_Set task:_ Your task is to copy every line of the records below that contains "タイムシフト".

▼▼▼

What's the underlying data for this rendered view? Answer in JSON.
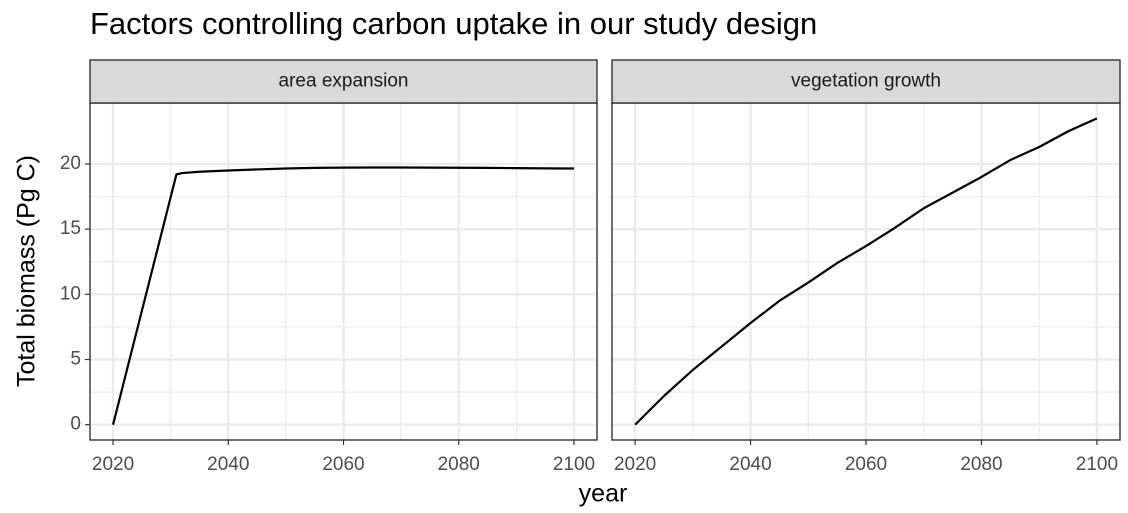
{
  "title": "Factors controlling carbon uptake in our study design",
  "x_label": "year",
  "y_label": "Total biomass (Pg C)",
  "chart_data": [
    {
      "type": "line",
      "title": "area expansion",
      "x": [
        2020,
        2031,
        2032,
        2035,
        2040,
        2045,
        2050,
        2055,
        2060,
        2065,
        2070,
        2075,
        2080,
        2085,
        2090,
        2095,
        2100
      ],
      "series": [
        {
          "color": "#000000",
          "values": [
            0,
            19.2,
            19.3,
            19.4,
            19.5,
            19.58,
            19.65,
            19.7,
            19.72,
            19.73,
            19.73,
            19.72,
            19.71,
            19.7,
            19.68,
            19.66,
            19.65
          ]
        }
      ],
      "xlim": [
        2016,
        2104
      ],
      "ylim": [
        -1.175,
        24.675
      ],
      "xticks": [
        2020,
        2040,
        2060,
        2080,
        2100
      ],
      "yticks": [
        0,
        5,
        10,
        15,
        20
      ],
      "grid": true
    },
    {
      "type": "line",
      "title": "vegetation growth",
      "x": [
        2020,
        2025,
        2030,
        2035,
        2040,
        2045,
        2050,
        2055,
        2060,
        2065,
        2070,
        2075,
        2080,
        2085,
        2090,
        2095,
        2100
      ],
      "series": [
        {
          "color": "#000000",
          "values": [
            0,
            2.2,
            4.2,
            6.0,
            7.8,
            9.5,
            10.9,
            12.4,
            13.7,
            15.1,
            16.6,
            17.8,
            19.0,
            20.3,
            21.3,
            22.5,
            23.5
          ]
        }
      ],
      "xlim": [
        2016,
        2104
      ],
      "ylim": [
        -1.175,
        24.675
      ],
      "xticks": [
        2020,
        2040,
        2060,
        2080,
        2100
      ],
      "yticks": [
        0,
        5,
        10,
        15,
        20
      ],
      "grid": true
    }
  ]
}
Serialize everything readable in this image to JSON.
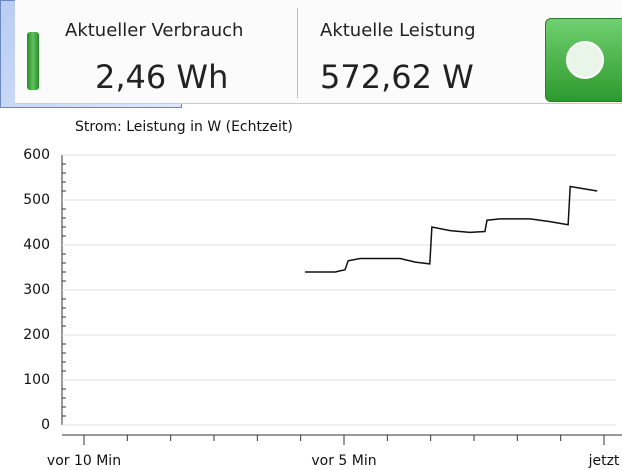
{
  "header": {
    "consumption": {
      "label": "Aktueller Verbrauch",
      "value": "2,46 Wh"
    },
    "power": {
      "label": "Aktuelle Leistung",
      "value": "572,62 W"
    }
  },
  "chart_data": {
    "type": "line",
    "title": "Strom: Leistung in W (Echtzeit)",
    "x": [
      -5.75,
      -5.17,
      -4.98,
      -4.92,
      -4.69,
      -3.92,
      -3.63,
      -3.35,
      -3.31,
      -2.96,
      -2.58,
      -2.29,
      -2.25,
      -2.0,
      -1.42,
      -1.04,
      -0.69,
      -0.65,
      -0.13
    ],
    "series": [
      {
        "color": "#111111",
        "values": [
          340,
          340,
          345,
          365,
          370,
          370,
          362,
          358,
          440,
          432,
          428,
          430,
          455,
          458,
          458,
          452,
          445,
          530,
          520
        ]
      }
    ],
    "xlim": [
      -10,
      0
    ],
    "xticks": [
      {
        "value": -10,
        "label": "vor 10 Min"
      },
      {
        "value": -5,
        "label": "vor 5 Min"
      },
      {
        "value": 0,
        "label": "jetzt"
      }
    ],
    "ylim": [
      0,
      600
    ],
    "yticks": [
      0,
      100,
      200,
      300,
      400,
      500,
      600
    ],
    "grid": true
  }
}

▲▲▲
▼▼▼

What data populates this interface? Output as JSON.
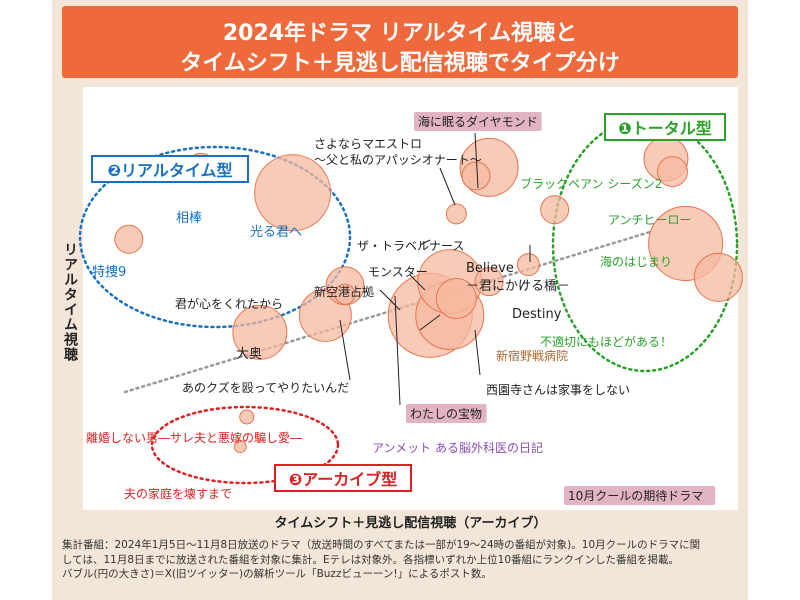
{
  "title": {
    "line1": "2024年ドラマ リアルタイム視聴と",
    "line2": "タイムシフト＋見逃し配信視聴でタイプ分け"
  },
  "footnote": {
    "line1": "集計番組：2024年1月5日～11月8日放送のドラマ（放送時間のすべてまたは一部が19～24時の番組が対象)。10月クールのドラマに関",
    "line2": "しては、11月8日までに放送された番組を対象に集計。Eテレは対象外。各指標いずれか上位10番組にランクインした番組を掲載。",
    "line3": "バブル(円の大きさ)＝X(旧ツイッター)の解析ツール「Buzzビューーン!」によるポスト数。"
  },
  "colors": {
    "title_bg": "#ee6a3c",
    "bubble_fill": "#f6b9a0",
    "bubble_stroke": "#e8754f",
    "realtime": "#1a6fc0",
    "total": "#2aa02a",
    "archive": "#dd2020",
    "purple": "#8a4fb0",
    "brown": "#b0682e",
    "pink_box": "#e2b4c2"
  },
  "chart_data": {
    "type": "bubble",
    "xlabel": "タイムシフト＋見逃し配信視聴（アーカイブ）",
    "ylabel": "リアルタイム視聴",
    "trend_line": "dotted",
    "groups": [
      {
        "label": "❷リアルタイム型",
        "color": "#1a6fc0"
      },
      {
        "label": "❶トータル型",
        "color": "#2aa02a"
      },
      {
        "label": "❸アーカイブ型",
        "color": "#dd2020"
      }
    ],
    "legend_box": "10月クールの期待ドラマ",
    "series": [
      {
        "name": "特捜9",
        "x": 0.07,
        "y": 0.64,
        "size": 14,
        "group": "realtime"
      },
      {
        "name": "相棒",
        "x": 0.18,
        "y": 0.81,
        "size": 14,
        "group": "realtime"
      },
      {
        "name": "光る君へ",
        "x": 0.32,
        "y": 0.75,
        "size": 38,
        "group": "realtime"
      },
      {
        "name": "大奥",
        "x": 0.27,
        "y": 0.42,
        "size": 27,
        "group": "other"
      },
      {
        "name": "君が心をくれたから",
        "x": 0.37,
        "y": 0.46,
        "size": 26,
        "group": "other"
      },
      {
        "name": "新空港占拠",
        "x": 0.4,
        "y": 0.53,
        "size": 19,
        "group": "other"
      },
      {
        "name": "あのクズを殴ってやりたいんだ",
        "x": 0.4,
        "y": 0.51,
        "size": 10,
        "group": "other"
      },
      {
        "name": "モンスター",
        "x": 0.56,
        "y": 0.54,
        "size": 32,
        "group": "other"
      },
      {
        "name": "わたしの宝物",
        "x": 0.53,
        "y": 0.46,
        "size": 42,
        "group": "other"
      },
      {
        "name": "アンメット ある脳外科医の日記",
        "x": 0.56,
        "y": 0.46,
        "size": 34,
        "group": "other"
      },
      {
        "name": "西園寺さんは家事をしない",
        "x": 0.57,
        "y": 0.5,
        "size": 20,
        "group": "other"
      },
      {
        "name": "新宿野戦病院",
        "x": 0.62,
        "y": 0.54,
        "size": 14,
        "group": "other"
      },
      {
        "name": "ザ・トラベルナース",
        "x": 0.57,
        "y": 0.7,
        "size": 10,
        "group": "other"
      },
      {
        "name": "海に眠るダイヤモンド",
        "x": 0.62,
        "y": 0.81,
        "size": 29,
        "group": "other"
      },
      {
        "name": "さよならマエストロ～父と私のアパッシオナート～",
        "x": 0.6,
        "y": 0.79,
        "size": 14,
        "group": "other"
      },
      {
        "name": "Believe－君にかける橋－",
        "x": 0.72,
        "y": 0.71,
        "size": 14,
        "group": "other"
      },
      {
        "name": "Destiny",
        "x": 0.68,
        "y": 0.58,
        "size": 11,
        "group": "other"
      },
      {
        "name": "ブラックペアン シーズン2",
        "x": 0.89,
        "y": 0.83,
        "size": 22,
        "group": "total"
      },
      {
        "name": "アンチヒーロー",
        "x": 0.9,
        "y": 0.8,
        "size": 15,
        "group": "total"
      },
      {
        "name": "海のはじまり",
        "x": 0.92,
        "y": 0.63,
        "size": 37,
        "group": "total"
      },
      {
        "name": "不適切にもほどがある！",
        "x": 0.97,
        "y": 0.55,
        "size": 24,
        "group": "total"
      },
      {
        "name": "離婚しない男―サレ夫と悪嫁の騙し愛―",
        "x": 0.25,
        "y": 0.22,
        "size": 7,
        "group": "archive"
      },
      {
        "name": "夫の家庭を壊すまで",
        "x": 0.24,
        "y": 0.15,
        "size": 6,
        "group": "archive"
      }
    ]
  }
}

▲▲▲

_Finished answer:_
    "line2": "タイムシフト＋見逃し配信視聴でタイプ分け"
    "xlabel": "タイムシフト＋見逃し配信視聴（アーカイブ）",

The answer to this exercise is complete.